> [Selected extract]:
####################
Those predictions in medicine and astrology

April 07, 2015 01:45 am | Updated 09:17 am IST

Angelina Jolie had her ovaries removed recently, to counter a possible 50 per cent chance of getting cancer in that part of her body. A few years ago she had had her breasts removed for the same reason. Sooner than later she may have more of her organs removed, and possibly replaced by artificial ones!

Not surprising if you believe these doctors, who could be called cancerologists. There is a 50 per cent chance of any human being contracting any disease. Does that warrant getting our organs removed to remain safe from cancer? If it is that easy, a lot more people will be coughing up money to get their organs removed. I remember my student-days when we used to advise parents to have their children’s tonsils, even appendix, removed lest they cause problems. Now we think that was foolish. Science has advanced by leaps and bounds.

With the latest science many conclusions could be drawn that seem to be true today.

The future is not there. It is yet to be born. The past is dead. The human body is not a machine put together by joining organs. It is a bundle of energy and a colony of 129 trillion human cells, each of which can have an independent existence in isolation. We also are home to ten times that number of germ cells at a ratio of 1:10. The human body works as one whole and not in bits and pieces.

Healing has to be Whole Person Healing (WPH). This is now scientifically accepted by the IOM in the U.S., thanks to Professor Rustum Roy’s efforts. Organs cannot be treated in isolation. In a dynamic system, prediction is impossible unless we know the total initial state of the organism. Writing in the British Medical Journal, Professor W.J. Firth, the physicist, shows how foolish it is for doctors to predict the unpredictable future of their patients. (BMJ 1991; 303: 1565)

Pray, how could anyone advise a patient to have her organs removed for fear of getting cancer there with 50:50 chances? That said, I must hasten to add that this is very sensible medical business. Cancer is a $1.72-trillion industry and growing by leaps and bounds.

The drugs are expensive and are not being tested properly. We have been able to conquer cancer. Money seems to be the only driving force in this business.

Scientists and rationalists condemn our poor astrologers for seeking to predict human future. I agree with them there. But the same people do not condemn this kind of quackery? Why are there such double standards? In fact, the latter is more dangerous as it is done in the name of “Science”.

What is science? I was sure Dolly would die a premature death due to old age diseases as she was created from her mother’s cell.

That happened. Eric Drexler, a young PhD from MIT, started a company, called, if I remember right, Furutistic Inc. He claimed to produce custom-built human beings without mother and father (self-replicating nanobots). He collected billions of dollars from venture capitalists.

His own teacher, the Nobel Laureate Richard Smalley, had to warn the world this is an impossibility. The company closed down, declaring Chapter 11! This is how one makes money through science.

All that is fine with our thinkers, but they are allergic to astrologers. Weather predictions do not come true correctly. Edward Lorenz then had a new hypothesis of the “Butterfly Effect”. In the human body which is non-linear and holistic things happen due to butterfly effect every minute. No one, not even the best scientist, can predict the human future using the present science.

Poor Angelina Jolie, she has been taken for a ride. At this rate what will be left of her body? I wonder how this business thrives in today’s world where the media should keep a watch. On the contrary, the media are helping them by advertising their work. Look at the news of Angelina’s ovaries. They make headline news all over the world. How her removed ovaries are making so much sense to the lay reader?
####################
> [Dataset extract]:
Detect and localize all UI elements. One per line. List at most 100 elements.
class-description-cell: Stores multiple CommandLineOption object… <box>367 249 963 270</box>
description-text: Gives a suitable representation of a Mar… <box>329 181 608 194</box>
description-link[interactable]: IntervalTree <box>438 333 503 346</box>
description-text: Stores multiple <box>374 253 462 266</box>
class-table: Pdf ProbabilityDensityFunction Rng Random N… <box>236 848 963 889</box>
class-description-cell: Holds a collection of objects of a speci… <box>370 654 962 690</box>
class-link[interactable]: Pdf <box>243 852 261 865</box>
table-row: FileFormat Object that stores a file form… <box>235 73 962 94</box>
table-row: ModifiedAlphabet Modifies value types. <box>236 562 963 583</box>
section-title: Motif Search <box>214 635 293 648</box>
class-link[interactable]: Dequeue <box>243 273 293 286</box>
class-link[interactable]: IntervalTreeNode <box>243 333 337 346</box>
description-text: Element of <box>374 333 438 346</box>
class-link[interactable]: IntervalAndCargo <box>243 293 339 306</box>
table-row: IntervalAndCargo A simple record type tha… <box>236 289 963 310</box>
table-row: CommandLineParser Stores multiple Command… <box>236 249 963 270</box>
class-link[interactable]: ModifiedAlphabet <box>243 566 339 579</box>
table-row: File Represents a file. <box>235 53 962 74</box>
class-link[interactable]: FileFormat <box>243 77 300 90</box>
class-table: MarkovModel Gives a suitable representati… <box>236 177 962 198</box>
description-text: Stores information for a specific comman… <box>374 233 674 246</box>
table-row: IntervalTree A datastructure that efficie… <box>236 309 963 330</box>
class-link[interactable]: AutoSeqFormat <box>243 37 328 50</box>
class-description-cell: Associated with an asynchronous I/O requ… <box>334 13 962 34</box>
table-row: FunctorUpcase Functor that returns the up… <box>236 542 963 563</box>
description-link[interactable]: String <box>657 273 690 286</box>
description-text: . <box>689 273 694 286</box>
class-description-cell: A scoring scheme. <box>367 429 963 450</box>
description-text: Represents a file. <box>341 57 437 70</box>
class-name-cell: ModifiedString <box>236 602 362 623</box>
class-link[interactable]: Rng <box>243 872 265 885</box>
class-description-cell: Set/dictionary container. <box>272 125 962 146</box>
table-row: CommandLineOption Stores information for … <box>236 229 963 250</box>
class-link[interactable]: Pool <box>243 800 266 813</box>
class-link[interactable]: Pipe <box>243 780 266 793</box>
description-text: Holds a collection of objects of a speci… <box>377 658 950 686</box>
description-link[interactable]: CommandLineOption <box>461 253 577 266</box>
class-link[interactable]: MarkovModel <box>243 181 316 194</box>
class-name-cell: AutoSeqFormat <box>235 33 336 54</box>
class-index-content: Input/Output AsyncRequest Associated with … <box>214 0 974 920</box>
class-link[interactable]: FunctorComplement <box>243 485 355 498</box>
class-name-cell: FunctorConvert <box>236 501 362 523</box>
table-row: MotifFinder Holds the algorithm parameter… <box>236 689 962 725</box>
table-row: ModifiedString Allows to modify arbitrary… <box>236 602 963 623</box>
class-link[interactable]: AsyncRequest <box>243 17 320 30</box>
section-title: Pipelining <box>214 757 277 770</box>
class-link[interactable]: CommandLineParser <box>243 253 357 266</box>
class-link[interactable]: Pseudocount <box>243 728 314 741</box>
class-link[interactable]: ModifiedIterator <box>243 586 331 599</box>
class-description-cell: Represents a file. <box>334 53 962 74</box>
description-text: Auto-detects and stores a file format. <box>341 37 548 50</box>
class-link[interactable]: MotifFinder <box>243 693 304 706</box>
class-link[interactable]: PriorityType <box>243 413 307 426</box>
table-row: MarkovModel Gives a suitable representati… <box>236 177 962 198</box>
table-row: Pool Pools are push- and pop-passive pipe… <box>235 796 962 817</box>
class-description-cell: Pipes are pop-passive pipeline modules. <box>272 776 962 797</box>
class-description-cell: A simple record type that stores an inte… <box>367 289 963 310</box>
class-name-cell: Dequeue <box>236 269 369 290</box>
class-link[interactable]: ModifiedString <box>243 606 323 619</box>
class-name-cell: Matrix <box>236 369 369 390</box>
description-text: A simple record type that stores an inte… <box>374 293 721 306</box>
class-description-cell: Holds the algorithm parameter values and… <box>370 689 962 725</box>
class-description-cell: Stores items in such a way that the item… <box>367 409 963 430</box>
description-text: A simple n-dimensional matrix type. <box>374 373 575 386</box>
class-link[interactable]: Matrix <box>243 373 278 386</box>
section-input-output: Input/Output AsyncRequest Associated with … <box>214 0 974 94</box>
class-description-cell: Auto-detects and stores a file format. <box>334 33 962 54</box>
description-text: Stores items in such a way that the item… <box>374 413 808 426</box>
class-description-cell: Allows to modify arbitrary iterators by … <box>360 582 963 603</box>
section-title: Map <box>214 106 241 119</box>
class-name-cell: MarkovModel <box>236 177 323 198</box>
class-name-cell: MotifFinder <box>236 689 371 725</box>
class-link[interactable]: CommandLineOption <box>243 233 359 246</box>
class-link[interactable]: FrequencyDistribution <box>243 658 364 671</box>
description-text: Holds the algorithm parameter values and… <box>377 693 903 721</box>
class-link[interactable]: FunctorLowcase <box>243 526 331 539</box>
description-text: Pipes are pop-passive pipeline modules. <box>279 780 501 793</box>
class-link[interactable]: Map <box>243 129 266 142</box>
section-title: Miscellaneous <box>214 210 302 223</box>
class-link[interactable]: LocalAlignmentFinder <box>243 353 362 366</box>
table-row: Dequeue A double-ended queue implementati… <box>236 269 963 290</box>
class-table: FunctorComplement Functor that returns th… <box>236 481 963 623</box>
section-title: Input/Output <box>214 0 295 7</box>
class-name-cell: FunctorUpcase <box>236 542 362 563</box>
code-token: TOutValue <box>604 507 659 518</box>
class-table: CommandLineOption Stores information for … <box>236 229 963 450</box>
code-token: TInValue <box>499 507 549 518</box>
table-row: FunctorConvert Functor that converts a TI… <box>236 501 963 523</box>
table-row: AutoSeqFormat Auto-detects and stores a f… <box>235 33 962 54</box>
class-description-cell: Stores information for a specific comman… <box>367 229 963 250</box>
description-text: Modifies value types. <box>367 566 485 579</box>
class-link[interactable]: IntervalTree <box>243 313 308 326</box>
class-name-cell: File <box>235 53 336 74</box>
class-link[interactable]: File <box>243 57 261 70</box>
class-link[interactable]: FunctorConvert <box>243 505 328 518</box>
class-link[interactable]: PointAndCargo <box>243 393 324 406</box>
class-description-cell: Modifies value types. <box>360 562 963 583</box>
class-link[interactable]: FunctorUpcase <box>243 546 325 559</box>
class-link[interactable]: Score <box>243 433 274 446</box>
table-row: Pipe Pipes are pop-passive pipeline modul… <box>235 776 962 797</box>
####################
> [Requirement]: Print, word for word, the portion of the piece on predictions in medicine and astrology between "Angelina Jolie had" and "advanced by leaps and bounds.", inclusive.

> [Result for this task]:
Angelina Jolie had her ovaries removed recently, to counter a possible 50 per cent chance of getting cancer in that part of her body. A few years ago she had had her breasts removed for the same reason. Sooner than later she may have more of her organs removed, and possibly replaced by artificial ones!

Not surprising if you believe these doctors, who could be called cancerologists. There is a 50 per cent chance of any human being contracting any disease. Does that warrant getting our organs removed to remain safe from cancer? If it is that easy, a lot more people will be coughing up money to get their organs removed. I remember my student-days when we used to advise parents to have their children’s tonsils, even appendix, removed lest they cause problems. Now we think that was foolish. Science has advanced by leaps and bounds.